### Problem a:
Format part of the entries below as a JSON list of strings, one string per line, leaving out blank lines. Begin at the line that contains "94, 42, 540]" and stop after the line that contains "333, 1003, 344]".
** Start Source passage **
Skip to content

Configure mosquitto MQTT broker

David Crook edited this page Apr 16, 2021 · 7 revisions

hosts in example

hostname role
rpih1 shairport-sync client
mqttbrokerhost MQTT broker (mosquitto)
flaskhost app.py host
  • shairport-sync and mosquitto can both be running on the same host (i.e., rpih1 == mqttbrokerhost).
  • And the flask app.py can join them.

A single Raspberry Pi Model 2 B or 3 B works great.

This page assumes

mosquitto config

/etc/mosquitto/conf.d/mosquitto.conf

most basic config

Not very secure. Listens on default port, to any client which connects.

# mosquitto.conf

user mosquitto
max_queued_messages 200
message_size_limit 0
allow_duplicate_messages false
connection_messages true
log_timestamp true

# Defaults to error, warning, notice and information
# debug, error, warning, notice, information, subscribe, unsubscribe, websockets, none, all
#log_type all
#log_type debug

#autosave_interval 900
# Set to 10800 seconds (3 hours)
** End Source passage **
### Problem b:
Translate this sentence from the mosquitto broker setup page into German: "A single Raspberry Pi Model 2 B or 3 B works great."
** Start Material supplied **
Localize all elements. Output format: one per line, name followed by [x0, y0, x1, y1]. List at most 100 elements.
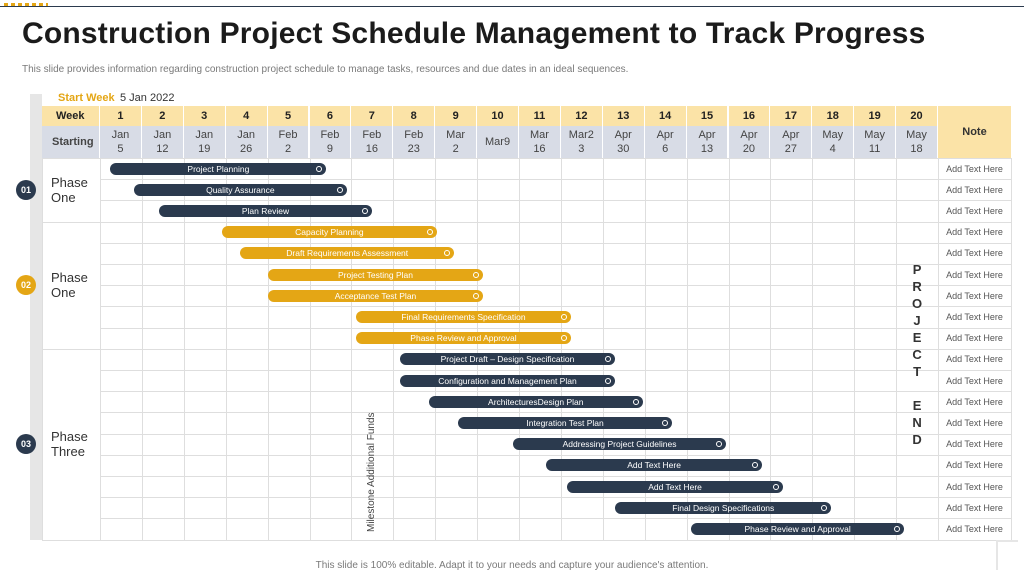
left-strip	[30, 94, 42, 540]
task-bar-label: Draft Requirements Assessment	[286, 248, 409, 259]
note-cell: Add Text Here	[946, 184, 1003, 195]
task-bar-label: Project Draft – Design Specification	[440, 354, 575, 365]
task-bar-label: Phase Review and Approval	[744, 524, 851, 534]
task-bar: Final Requirements Specification	[355, 311, 572, 323]
week-number-cell: 15	[686, 106, 729, 126]
task-bar: Project Planning	[110, 162, 327, 175]
project-end-letter: E	[912, 398, 922, 413]
week-number-cell: 10	[477, 106, 519, 126]
task-bar: Addressing Project Guidelines	[512, 438, 727, 451]
milestone-label: Milestone Additional Funds	[366, 412, 378, 532]
week-date-cell: Apr 30	[602, 126, 645, 158]
page-title: Construction Project Schedule Management…	[22, 17, 926, 50]
task-bar: Quality Assurance	[133, 183, 348, 196]
note-cell: Add Text Here	[946, 333, 1003, 344]
grid-vline	[1011, 158, 1012, 540]
task-bar-label: Add Text Here	[648, 481, 702, 492]
week-number-cell: 16	[728, 106, 771, 126]
phase-label: Phase One	[51, 174, 88, 205]
task-bar: ArchitecturesDesign Plan	[428, 395, 643, 408]
task-bar-label: Final Requirements Specification	[401, 312, 526, 322]
grid-hline	[100, 518, 1011, 520]
week-date-cell: May 4	[812, 126, 855, 158]
grid-hline	[100, 327, 1011, 329]
week-header-label: Week	[42, 106, 100, 126]
task-bar-label: Final Design Specifications	[672, 502, 775, 513]
week-date-cell: May 11	[854, 126, 897, 158]
task-bar-end-marker	[316, 165, 323, 172]
week-date-cell: Jan 12	[141, 126, 184, 158]
task-bar-end-marker	[561, 335, 568, 342]
note-cell: Add Text Here	[946, 290, 1003, 301]
note-cell: Add Text Here	[946, 354, 1003, 365]
phase-label: Phase One	[51, 270, 88, 301]
grid-hline	[100, 242, 1011, 244]
task-bar-label: Integration Test Plan	[526, 418, 604, 428]
task-bar-end-marker	[444, 250, 451, 257]
task-bar-label: Quality Assurance	[206, 184, 275, 195]
grid-hline	[42, 158, 1011, 159]
corner-decoration	[996, 540, 1018, 570]
project-end-letter: R	[912, 279, 922, 294]
week-date-cell: Mar 16	[519, 126, 561, 158]
note-cell: Add Text Here	[946, 481, 1003, 492]
grid-hline	[100, 285, 1011, 287]
note-cell: Add Text Here	[946, 269, 1003, 280]
grid-hline	[100, 497, 1011, 499]
week-number-cell: 20	[896, 106, 938, 126]
start-week-label: Start Week	[58, 92, 115, 104]
task-bar-label: Project Planning	[187, 163, 250, 174]
task-bar-label: Capacity Planning	[295, 227, 364, 238]
top-rule	[0, 6, 1024, 7]
project-end-letter: D	[912, 432, 922, 447]
project-end-letter: E	[912, 330, 922, 345]
phase-label: Phase Three	[51, 429, 88, 460]
week-date-cell: Feb 2	[267, 126, 310, 158]
task-bar-end-marker	[752, 462, 759, 469]
week-number-cell: 2	[141, 106, 184, 126]
project-end-letter: N	[912, 415, 922, 430]
note-cell: Add Text Here	[946, 163, 1003, 174]
task-bar: Configuration and Management Plan	[399, 374, 616, 387]
top-decoration	[4, 3, 48, 7]
task-bar-end-marker	[362, 208, 369, 214]
week-date-cell: Mar2 3	[560, 126, 603, 158]
task-bar-end-marker	[473, 292, 480, 299]
task-bar-end-marker	[473, 271, 480, 278]
note-cell: Add Text Here	[946, 396, 1003, 407]
task-bar-end-marker	[716, 441, 723, 448]
week-date-cell: Apr 27	[770, 126, 813, 158]
task-bar-end-marker	[337, 186, 344, 193]
week-number-cell: 17	[770, 106, 813, 126]
start-week-value: 5 Jan 2022	[120, 92, 175, 104]
week-number-cell: 12	[560, 106, 603, 126]
task-bar-end-marker	[605, 356, 612, 363]
note-cell: Add Text Here	[946, 205, 1003, 216]
week-date-cell: Jan 19	[183, 126, 226, 158]
note-header: Note	[938, 106, 1011, 158]
week-date-cell: Mar9	[477, 126, 519, 158]
week-number-cell: 6	[309, 106, 352, 126]
project-end-letter: T	[913, 364, 922, 379]
project-end-letter: P	[912, 262, 922, 277]
task-bar: Add Text Here	[546, 459, 763, 472]
task-bar: Add Text Here	[567, 480, 783, 493]
task-bar: Project Testing Plan	[267, 268, 484, 281]
week-number-cell: 7	[351, 106, 394, 126]
week-date-cell: Feb 9	[309, 126, 352, 158]
week-date-cell: Feb 23	[393, 126, 436, 158]
week-number-cell: 13	[602, 106, 645, 126]
week-date-cell: May 18	[896, 126, 938, 158]
note-cell: Add Text Here	[946, 227, 1003, 238]
grid-hline	[42, 348, 1011, 350]
week-number-cell: 18	[812, 106, 855, 126]
week-number-cell: 19	[854, 106, 897, 126]
week-number-cell: 1	[100, 106, 142, 126]
week-date-cell: Apr 20	[728, 126, 771, 158]
grid-hline	[100, 391, 1011, 393]
week-date-cell: Jan 26	[225, 126, 268, 158]
starting-header-label: Starting	[42, 126, 100, 158]
week-date-cell: Jan 5	[100, 126, 142, 158]
grid-hline	[100, 264, 1011, 265]
grid-hline	[100, 433, 1011, 435]
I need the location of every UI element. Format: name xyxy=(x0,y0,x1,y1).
** End Material supplied **
### Final answer a:
[
  "left-strip\t[30, 94, 42, 540]",
  "task-bar-label: Draft Requirements Assessment\t[286, 248, 409, 259]",
  "note-cell: Add Text Here\t[946, 184, 1003, 195]",
  "task-bar-label: Project Draft – Design Specification\t[440, 354, 575, 365]",
  "task-bar-label: Phase Review and Approval\t[744, 524, 851, 534]",
  "task-bar: Final Requirements Specification\t[355, 311, 572, 323]",
  "week-number-cell: 15\t[686, 106, 729, 126]",
  "task-bar: Project Planning\t[110, 162, 327, 175]",
  "project-end-letter: E\t[912, 398, 922, 413]",
  "week-number-cell: 10\t[477, 106, 519, 126]",
  "task-bar: Addressing Project Guidelines\t[512, 438, 727, 451]",
  "milestone-label: Milestone Additional Funds\t[366, 412, 378, 532]",
  "week-date-cell: Apr 30\t[602, 126, 645, 158]",
  "page-title: Construction Project Schedule Management…\t[22, 17, 926, 50]",
  "task-bar: Quality Assurance\t[133, 183, 348, 196]",
  "note-cell: Add Text Here\t[946, 333, 1003, 344]"
]

### Final answer b:
Ein einzelner Raspberry Pi Model 2 B oder 3 B funktioniert hervorragend.